[Tugas Latihan]: Tulis ulang bagian teks tentang Dialog Nasional di Lampung, mulai dari "Kegiatan ini" dan berakhir pada "agama apapun.", dengan mengganti "radikalisme" menjadi "ekstremisme".

[Cuplikan Halaman]:
* * *
Foto: UBL Production |
“Hilangkan dikotomi kampus negeri dan swasta, yang penting kualitas!”
Hal itu
disampaikan oleh Menteri Riset, Teknologi dan Pendidikan Tinggi, Prof. Muhammad
Nasir dalam kesempatan Dialog Nasional Indonesia Maju di Gedung Mahligai Agung
Pascasarjana Universitas Bandar Lampung, Senin (13/5/2018). Selama ini kebanyakan
Perguruan Tinggi Negeri (PTN) memang masih menjadi target utama para calon
mahasiswa untuk bisa belajar. PTN kerap dinilai lebih unggul dibandingkan
dengan Perguruan Tinggi Swasta (PTS). Tak jarang, bisa kuliah di PTN apalagi
lewat jalur undangan bisa menjadi prestise tersendiri bagi mahasiswa dan
orangtua.
Dialog Nasional
Menuju Indonesia Maju Ke 11 di Lampung ini mempertemukan pemerintah dan masyarakat,
khususnya akademisi, dalam rangka sosialiasi dan pemaparan keberhasilan program
pemerintah melibatkan narasumber,peserta sehingga dapat terpublikasikan secara
menyeluruh kepada seluruh masyarakat. Pemaparan
program keberhasilan pemerintah kali ini
dihadiri oleh Menteri Perhubungan RI Budi Karya, Menteri Ristekdikti RI
Mohammad Nasir, dan Menteri Sosial RI Idrus Marham.
Kegiatan ini
diselenggarakan oleh LPP Edukasi Yogyakarta yang didirikan oleh Dr. Wahyu
Purwanto, MSIE di bawah binaan Yayasan Pendidikan Mahisa Agni Yogyakarta
bekerjasama dengan Kopertis Wilayah 2. Melalaui penyelenggaraan dialog yang
telah memasuki seri ke 11 ini menurut Dr. Dwi Soetjipto dalam sambutannya
mewakili LPP Edukasi, para peserta diharapkan
selain mendapatkan pemahaman dari sumber yang berkompeten, harapannya
juga dapat mengahsilkan feedback dari
masyarakat dalam mendukung kinerja pemerintah saat ini.
Dalam kesempatan tersebut juga Mohamad Nasir juga berkali-kali menekankan
bahwa kampus harus menjadi pintu utama penangkal radikalisme. Kita sudah pasti
mengutuk keras kejadian pemboman di Surabaya. Sudah selayaknya kampus menjadi
gerbang utama penangkalan radikalisme. Terorisme tidak ada hubungannya dengan
agama apapun.
* * *
[Cuplikan Materi]:
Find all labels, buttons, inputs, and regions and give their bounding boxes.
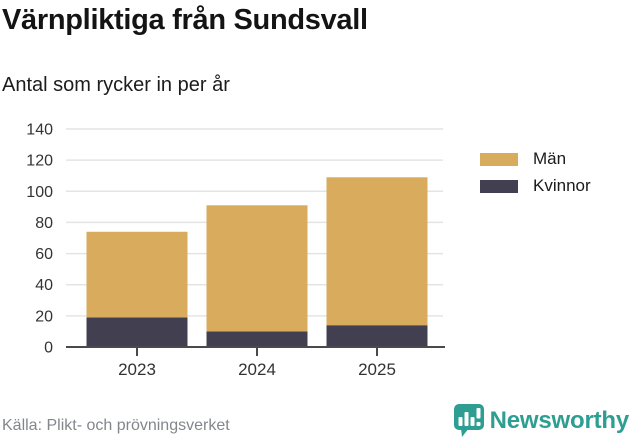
legend-item-men: Män [480,149,591,169]
legend-item-women: Kvinnor [480,176,591,196]
newsworthy-bubble-chart-icon [453,404,484,437]
chart-svg: 0 20 40 60 80 100 120 140 2023 2024 2025 [26,122,445,379]
men-color-swatch [480,152,518,166]
page-subtitle: Antal som rycker in per år [2,74,230,96]
chart-area: 0 20 40 60 80 100 120 140 2023 2024 2025 Män Kvinn… [0,113,631,390]
source-text: Källa: Plikt- och prövningsverket [2,417,230,434]
newsworthy-logo: Newsworthy [453,404,630,437]
chart-legend: Män Kvinnor [480,149,591,203]
svg-text:20: 20 [35,308,53,325]
legend-label-men: Män [533,149,567,168]
svg-text:120: 120 [26,153,53,170]
svg-text:100: 100 [26,184,53,201]
svg-text:2023: 2023 [118,360,156,379]
svg-text:2025: 2025 [358,360,396,379]
brand-name: Newsworthy [489,406,630,434]
women-color-swatch [480,179,518,193]
svg-text:60: 60 [35,246,53,263]
page-title: Värnpliktiga från Sundsvall [2,4,368,36]
svg-text:0: 0 [44,340,53,357]
svg-text:80: 80 [35,215,53,232]
svg-text:140: 140 [26,122,53,139]
legend-label-women: Kvinnor [533,176,591,195]
svg-text:2024: 2024 [238,360,276,379]
svg-text:40: 40 [35,277,53,294]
* * *
[Jawaban Latihan]:
Kegiatan ini
diselenggarakan oleh LPP Edukasi Yogyakarta yang didirikan oleh Dr. Wahyu
Purwanto, MSIE di bawah binaan Yayasan Pendidikan Mahisa Agni Yogyakarta
bekerjasama dengan Kopertis Wilayah 2. Melalaui penyelenggaraan dialog yang
telah memasuki seri ke 11 ini menurut Dr. Dwi Soetjipto dalam sambutannya
mewakili LPP Edukasi, para peserta diharapkan
selain mendapatkan pemahaman dari sumber yang berkompeten, harapannya
juga dapat mengahsilkan feedback dari
masyarakat dalam mendukung kinerja pemerintah saat ini.
Dalam kesempatan tersebut juga Mohamad Nasir juga berkali-kali menekankan
bahwa kampus harus menjadi pintu utama penangkal ekstremisme. Kita sudah pasti
mengutuk keras kejadian pemboman di Surabaya. Sudah selayaknya kampus menjadi
gerbang utama penangkalan ekstremisme. Terorisme tidak ada hubungannya dengan
agama apapun.